:: CHALLENGE ::
Single out the lines that include the word "لابن". Copy them.

:: EXTRACTED INFORMATION ::
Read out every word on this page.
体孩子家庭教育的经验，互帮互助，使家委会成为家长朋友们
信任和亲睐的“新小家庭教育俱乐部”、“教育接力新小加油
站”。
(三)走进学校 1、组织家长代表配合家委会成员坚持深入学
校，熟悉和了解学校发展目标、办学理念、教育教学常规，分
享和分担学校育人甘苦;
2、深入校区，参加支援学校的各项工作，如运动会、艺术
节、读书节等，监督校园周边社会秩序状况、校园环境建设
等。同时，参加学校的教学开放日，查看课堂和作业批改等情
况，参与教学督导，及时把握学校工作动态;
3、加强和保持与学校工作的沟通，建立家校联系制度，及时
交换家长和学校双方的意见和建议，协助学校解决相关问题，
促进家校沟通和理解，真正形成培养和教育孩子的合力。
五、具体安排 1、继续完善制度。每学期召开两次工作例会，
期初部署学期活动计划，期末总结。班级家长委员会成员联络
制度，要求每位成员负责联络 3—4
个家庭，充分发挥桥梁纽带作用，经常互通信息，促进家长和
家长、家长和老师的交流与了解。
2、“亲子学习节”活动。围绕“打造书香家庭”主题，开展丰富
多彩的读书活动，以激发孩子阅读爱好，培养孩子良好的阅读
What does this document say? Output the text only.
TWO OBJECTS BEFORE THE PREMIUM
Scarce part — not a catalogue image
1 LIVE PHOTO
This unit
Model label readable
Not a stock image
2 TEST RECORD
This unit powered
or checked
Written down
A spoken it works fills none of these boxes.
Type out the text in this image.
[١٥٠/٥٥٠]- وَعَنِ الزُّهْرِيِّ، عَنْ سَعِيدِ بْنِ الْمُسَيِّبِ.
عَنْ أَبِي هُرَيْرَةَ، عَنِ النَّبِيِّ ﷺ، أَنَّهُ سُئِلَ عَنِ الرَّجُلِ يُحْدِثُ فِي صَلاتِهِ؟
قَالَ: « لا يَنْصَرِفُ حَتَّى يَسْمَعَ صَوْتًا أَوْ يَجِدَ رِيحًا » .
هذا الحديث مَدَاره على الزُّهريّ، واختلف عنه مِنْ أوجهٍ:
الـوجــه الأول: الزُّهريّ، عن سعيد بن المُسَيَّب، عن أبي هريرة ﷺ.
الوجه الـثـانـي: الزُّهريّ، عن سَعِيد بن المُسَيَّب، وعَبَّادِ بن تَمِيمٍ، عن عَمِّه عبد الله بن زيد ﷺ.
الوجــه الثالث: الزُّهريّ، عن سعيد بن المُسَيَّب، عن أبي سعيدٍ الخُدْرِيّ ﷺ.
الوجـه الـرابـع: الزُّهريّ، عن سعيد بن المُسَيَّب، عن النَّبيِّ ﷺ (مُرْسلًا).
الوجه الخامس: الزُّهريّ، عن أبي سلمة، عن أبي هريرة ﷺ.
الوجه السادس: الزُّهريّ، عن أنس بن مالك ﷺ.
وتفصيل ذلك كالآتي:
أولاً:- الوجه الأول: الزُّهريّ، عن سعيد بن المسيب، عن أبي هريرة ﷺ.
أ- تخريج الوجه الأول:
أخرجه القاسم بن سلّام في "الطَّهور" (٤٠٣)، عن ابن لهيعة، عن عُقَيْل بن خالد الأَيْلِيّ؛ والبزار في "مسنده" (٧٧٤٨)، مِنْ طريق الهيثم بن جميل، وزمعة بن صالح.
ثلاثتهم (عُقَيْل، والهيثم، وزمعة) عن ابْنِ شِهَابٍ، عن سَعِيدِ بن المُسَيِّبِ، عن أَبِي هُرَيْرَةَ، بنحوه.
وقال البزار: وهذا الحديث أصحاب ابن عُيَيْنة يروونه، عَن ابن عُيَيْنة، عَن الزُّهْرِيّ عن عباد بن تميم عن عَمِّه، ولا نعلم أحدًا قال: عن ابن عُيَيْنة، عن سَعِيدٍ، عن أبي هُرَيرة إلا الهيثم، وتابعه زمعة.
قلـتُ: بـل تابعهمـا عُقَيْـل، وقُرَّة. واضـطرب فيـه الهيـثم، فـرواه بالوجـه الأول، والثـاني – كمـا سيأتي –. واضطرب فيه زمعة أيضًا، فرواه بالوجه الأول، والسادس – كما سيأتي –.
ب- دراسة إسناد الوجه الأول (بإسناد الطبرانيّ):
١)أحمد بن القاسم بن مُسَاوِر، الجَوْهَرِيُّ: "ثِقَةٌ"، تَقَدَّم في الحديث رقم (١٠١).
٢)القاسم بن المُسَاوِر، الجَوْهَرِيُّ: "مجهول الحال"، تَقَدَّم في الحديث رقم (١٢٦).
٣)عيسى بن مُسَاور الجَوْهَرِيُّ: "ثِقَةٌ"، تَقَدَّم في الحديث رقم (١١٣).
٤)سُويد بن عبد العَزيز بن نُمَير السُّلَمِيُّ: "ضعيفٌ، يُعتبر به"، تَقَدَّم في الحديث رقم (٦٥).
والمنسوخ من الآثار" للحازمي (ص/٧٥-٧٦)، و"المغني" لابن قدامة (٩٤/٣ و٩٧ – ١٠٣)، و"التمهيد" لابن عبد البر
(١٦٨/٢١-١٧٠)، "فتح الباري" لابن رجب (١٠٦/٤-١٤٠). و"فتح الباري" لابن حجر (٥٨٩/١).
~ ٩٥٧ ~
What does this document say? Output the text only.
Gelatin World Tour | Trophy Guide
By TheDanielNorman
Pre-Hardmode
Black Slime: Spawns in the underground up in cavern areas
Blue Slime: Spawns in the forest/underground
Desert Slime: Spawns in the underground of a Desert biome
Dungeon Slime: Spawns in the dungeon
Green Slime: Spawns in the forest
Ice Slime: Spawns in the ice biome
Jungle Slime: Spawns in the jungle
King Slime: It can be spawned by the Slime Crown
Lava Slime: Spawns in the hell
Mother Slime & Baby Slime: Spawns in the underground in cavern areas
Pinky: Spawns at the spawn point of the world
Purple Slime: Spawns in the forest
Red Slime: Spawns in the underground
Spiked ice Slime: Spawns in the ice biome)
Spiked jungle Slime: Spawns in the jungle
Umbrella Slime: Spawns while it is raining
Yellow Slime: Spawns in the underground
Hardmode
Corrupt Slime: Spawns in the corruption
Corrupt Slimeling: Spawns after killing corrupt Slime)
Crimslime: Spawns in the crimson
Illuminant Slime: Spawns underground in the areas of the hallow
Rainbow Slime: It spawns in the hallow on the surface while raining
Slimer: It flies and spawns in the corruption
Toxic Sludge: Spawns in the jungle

:: WORKED ANSWER ::
والمنسوخ من الآثار" للحازمي (ص/٧٥-٧٦)، و"المغني" لابن قدامة (٩٤/٣ و٩٧ – ١٠٣)، و"التمهيد" لابن عبد البر
(١٦٨/٢١-١٧٠)، "فتح الباري" لابن رجب (١٠٦/٤-١٤٠). و"فتح الباري" لابن حجر (٥٨٩/١).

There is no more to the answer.